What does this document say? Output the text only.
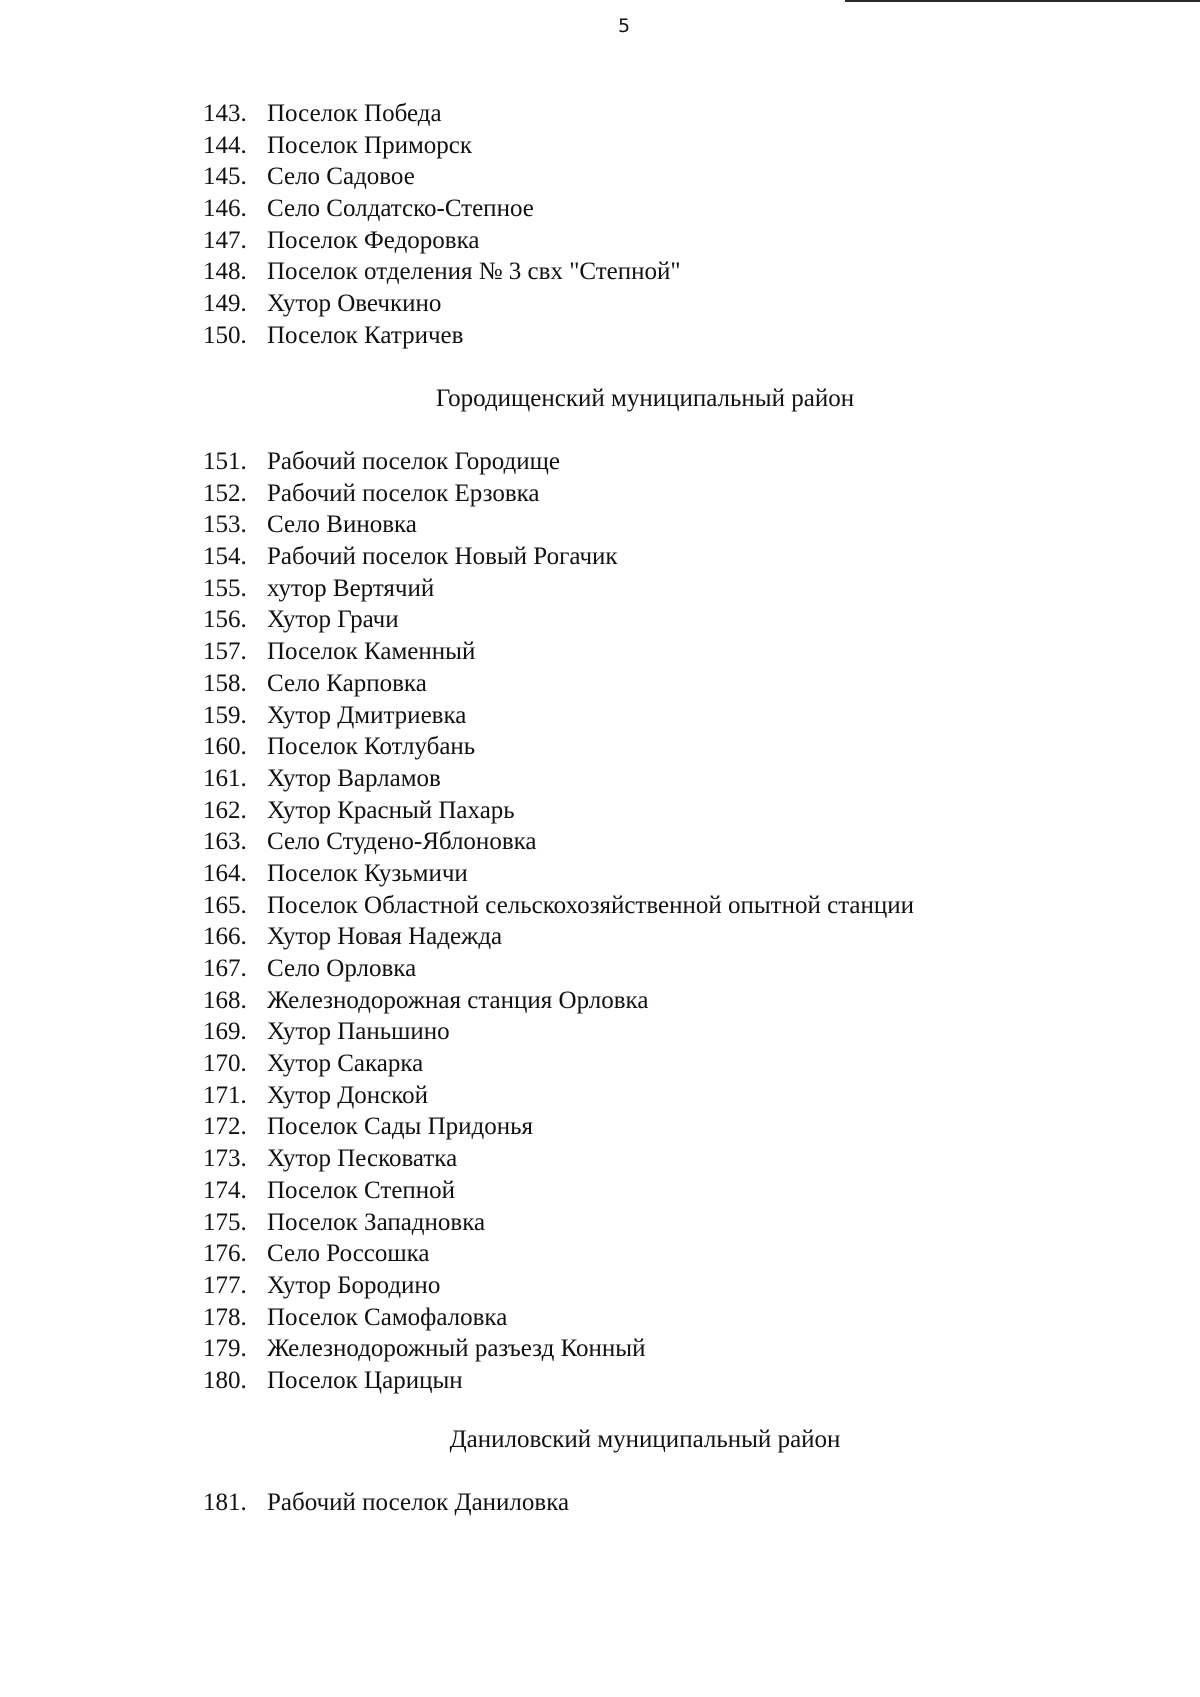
5
143. Поселок Победа
144. Поселок Приморск
145. Село Садовое
146. Село Солдатско-Степное
147. Поселок Федоровка
148. Поселок отделения № 3 свх "Степной"
149. Хутор Овечкино
150. Поселок Катричев
Городищенский муниципальный район
151. Рабочий поселок Городище
152. Рабочий поселок Ерзовка
153. Село Виновка
154. Рабочий поселок Новый Рогачик
155. хутор Вертячий
156. Хутор Грачи
157. Поселок Каменный
158. Село Карповка
159. Хутор Дмитриевка
160. Поселок Котлубань
161. Хутор Варламов
162. Хутор Красный Пахарь
163. Село Студено-Яблоновка
164. Поселок Кузьмичи
165. Поселок Областной сельскохозяйственной опытной станции
166. Хутор Новая Надежда
167. Село Орловка
168. Железнодорожная станция Орловка
169. Хутор Паньшино
170. Хутор Сакарка
171. Хутор Донской
172. Поселок Сады Придонья
173. Хутор Песковатка
174. Поселок Степной
175. Поселок Западновка
176. Село Россошка
177. Хутор Бородино
178. Поселок Самофаловка
179. Железнодорожный разъезд Конный
180. Поселок Царицын
Даниловский муниципальный район
181. Рабочий поселок Даниловка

WHAT THE EXERCISE ASKS
Which lines of the data include "Степной"? Copy each of them.

FULL SOLUTION
148. Поселок отделения № 3 свх "Степной"
174. Поселок Степной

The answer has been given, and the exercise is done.